» **Dataset entries**
**********

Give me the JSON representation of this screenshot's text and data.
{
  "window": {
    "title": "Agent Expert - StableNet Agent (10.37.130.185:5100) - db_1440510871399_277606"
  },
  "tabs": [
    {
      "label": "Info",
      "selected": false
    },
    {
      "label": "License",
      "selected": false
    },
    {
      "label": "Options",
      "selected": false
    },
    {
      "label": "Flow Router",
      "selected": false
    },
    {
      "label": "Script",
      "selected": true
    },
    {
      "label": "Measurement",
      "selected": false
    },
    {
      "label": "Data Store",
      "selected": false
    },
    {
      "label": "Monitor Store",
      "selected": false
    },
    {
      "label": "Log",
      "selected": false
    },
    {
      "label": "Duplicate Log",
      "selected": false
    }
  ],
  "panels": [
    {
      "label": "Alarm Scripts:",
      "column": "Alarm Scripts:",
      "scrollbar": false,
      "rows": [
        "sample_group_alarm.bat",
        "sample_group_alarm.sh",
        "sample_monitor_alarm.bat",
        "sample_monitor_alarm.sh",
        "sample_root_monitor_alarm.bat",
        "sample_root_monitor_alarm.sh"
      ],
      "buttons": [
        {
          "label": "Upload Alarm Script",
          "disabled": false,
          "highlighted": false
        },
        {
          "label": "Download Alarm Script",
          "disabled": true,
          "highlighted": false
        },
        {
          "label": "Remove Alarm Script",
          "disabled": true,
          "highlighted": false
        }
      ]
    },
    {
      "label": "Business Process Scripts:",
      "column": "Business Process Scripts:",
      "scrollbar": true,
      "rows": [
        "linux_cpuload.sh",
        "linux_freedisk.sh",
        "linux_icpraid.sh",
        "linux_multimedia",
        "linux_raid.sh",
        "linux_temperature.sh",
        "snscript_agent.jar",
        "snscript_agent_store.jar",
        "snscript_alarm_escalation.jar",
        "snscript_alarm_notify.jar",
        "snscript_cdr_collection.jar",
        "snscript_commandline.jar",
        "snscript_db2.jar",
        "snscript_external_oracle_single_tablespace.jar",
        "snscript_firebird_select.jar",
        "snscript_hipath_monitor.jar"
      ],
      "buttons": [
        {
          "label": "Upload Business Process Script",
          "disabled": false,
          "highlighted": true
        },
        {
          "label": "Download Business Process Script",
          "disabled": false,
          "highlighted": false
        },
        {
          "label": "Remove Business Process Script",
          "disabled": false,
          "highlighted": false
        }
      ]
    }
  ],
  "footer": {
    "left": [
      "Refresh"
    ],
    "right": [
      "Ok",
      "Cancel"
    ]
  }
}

**********

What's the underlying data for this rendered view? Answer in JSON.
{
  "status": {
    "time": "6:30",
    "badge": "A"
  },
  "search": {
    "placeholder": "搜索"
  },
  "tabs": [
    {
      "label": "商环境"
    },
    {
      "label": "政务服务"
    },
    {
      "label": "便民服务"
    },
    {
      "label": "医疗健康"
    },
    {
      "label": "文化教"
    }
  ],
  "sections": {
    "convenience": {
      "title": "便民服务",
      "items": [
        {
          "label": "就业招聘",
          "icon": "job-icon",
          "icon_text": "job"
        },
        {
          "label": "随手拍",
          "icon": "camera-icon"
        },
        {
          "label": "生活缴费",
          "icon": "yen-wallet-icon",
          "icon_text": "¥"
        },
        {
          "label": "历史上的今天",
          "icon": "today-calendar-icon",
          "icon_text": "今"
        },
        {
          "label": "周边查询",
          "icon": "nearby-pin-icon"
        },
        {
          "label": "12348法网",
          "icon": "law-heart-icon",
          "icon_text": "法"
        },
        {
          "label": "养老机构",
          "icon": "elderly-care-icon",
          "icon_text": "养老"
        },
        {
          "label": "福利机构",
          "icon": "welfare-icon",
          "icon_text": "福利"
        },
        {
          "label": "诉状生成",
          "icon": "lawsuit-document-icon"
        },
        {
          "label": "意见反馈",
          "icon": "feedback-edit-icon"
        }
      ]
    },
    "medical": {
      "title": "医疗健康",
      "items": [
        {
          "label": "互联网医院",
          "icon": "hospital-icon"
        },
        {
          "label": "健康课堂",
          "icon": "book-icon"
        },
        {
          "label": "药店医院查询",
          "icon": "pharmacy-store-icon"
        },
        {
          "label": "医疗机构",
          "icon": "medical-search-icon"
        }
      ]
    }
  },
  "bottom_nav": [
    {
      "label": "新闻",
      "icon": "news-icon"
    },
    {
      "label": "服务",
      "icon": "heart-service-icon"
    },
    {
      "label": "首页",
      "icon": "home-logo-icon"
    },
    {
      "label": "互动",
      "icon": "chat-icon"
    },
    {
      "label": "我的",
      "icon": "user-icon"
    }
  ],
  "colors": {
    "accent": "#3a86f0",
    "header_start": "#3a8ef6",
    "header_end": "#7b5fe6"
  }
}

**********

» **What is expected**
In the records above, find each line that holds the word "Download"; copy all such lines.

» **Answer to the task**
          "label": "Download Alarm Script",
          "label": "Download Business Process Script",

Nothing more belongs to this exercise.